(AIM) Every line containing the word "author" needs to be found and copied.

(EXERCISE INPUTS)
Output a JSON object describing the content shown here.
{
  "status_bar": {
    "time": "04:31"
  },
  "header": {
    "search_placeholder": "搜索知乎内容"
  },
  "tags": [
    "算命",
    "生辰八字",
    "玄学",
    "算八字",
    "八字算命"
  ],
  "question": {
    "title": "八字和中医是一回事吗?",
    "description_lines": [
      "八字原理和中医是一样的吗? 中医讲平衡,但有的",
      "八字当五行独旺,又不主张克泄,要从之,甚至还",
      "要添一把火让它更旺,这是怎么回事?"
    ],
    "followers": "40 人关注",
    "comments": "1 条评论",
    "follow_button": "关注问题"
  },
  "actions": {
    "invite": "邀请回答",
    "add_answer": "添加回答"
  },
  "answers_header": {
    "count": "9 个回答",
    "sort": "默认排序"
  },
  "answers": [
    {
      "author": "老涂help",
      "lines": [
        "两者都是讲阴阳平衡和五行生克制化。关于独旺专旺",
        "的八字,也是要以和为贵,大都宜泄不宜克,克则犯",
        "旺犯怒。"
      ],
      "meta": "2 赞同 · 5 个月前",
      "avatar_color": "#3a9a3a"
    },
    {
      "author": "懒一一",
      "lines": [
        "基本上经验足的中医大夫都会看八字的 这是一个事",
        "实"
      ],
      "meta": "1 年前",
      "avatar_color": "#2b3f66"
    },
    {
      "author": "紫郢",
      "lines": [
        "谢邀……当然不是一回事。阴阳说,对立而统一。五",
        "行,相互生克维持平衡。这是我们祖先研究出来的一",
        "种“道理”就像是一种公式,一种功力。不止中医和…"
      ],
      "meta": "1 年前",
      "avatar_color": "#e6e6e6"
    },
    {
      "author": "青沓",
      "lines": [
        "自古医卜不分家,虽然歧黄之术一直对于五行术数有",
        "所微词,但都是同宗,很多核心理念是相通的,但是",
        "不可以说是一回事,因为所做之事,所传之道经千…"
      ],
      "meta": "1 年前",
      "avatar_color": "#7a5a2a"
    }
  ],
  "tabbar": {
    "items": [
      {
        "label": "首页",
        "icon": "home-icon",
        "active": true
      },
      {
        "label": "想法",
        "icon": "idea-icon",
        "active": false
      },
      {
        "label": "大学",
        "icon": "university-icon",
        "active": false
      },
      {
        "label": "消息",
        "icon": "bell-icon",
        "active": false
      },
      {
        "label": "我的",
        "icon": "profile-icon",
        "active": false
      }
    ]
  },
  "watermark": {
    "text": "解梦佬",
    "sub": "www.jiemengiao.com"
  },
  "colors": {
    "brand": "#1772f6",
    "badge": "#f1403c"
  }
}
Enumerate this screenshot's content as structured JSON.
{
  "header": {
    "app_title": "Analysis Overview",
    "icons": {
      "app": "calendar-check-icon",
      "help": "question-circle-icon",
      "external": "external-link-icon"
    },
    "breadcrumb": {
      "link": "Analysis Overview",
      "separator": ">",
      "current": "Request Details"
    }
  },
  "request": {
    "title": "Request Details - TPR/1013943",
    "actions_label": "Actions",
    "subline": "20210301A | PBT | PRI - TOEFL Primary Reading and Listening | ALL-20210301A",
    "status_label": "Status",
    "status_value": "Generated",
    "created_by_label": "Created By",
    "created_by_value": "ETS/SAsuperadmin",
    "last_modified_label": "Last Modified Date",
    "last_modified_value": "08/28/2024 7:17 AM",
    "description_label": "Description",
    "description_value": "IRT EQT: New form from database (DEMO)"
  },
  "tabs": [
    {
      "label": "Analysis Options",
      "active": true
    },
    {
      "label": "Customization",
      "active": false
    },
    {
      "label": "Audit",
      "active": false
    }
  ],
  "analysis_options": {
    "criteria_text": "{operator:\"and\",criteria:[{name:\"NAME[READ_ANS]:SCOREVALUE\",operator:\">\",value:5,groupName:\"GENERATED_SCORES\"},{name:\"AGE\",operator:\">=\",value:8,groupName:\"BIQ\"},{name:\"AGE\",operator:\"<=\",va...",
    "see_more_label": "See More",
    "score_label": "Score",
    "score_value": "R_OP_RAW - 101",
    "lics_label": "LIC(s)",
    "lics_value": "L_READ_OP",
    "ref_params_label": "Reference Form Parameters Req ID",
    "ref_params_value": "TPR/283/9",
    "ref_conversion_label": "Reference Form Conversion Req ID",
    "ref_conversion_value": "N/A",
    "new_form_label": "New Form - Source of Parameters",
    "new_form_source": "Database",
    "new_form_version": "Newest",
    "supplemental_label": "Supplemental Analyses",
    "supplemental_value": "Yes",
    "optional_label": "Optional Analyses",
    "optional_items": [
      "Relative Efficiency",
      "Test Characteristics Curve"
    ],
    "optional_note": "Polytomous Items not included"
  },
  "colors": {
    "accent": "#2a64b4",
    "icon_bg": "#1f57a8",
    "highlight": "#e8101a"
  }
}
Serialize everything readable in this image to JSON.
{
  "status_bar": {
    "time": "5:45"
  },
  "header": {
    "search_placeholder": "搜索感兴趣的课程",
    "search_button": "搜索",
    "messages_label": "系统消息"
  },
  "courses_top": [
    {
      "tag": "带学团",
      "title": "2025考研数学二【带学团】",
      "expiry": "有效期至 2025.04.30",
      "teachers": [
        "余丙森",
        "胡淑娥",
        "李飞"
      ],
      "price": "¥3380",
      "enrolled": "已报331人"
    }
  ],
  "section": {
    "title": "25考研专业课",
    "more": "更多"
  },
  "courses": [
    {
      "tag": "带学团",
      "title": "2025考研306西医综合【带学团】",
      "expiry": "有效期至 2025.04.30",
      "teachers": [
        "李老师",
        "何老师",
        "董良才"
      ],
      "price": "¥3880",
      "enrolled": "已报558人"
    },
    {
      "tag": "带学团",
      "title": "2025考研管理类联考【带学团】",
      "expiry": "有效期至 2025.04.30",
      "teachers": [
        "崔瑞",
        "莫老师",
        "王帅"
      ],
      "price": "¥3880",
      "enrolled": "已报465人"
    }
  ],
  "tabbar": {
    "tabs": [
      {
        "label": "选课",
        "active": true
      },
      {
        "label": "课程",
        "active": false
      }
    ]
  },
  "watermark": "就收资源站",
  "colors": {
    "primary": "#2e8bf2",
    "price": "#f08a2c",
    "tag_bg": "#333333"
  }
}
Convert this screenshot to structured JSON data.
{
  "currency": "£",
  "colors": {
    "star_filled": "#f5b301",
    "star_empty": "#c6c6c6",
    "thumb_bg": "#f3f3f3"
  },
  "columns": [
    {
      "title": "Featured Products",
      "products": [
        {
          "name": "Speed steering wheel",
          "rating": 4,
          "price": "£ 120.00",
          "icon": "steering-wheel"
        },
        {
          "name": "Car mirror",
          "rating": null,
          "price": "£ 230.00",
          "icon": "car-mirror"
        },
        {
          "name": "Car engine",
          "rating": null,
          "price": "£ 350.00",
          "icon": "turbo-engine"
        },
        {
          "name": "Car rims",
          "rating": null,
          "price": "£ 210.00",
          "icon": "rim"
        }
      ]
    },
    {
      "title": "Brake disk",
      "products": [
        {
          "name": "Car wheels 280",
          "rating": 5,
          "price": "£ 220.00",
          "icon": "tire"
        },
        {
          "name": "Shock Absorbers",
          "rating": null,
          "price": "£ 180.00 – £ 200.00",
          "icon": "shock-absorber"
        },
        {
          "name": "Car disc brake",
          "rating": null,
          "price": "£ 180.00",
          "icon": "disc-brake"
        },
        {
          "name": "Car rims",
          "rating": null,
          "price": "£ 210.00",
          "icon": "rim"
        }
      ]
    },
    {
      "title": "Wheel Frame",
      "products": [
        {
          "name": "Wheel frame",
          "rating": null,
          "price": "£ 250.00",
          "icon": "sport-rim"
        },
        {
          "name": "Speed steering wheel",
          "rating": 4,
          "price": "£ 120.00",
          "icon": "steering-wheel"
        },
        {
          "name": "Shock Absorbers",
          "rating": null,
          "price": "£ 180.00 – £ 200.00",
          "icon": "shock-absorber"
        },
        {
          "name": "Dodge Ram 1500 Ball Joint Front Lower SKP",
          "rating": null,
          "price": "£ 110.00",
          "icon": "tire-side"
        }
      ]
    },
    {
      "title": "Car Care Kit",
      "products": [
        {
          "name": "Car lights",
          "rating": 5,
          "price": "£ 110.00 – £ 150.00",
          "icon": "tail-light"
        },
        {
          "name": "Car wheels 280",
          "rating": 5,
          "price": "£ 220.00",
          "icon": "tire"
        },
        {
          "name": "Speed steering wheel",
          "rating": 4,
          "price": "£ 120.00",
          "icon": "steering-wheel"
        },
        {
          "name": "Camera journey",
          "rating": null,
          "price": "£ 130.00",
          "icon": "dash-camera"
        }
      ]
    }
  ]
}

(FINAL ANSWER)
      "author": "老涂help",
      "author": "懒一一",
      "author": "紫郢",
      "author": "青沓",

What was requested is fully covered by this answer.